[Collected data entries]
• • •
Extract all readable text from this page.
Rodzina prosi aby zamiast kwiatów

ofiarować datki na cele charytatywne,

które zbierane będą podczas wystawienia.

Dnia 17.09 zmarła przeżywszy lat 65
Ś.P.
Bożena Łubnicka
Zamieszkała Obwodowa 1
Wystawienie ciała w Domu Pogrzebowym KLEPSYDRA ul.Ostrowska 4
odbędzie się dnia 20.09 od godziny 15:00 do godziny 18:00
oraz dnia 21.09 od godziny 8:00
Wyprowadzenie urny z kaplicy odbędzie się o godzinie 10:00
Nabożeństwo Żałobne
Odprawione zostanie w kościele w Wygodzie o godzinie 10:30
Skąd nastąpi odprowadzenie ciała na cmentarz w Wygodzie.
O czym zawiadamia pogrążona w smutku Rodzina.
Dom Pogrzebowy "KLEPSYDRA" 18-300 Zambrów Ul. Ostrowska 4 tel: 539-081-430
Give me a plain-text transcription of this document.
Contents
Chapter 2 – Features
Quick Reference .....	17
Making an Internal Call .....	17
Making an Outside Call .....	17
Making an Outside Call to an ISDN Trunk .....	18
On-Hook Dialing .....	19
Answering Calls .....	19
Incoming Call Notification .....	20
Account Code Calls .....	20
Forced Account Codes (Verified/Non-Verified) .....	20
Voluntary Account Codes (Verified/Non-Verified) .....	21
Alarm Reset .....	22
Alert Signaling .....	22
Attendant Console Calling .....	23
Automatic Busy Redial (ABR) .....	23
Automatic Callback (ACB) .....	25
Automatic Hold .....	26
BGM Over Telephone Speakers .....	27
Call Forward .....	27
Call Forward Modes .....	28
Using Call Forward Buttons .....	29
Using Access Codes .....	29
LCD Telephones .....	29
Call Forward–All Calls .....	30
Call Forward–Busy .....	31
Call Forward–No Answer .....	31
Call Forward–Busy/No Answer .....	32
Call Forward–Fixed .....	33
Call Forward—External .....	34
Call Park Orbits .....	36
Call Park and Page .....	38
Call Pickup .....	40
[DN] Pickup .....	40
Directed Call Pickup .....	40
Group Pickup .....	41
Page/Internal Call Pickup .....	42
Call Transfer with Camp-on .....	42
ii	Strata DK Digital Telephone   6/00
• • •
» Work to complete
Find every line in the listing that holds the string "Park", then say how many there are as a bare number.

» Exercise response
2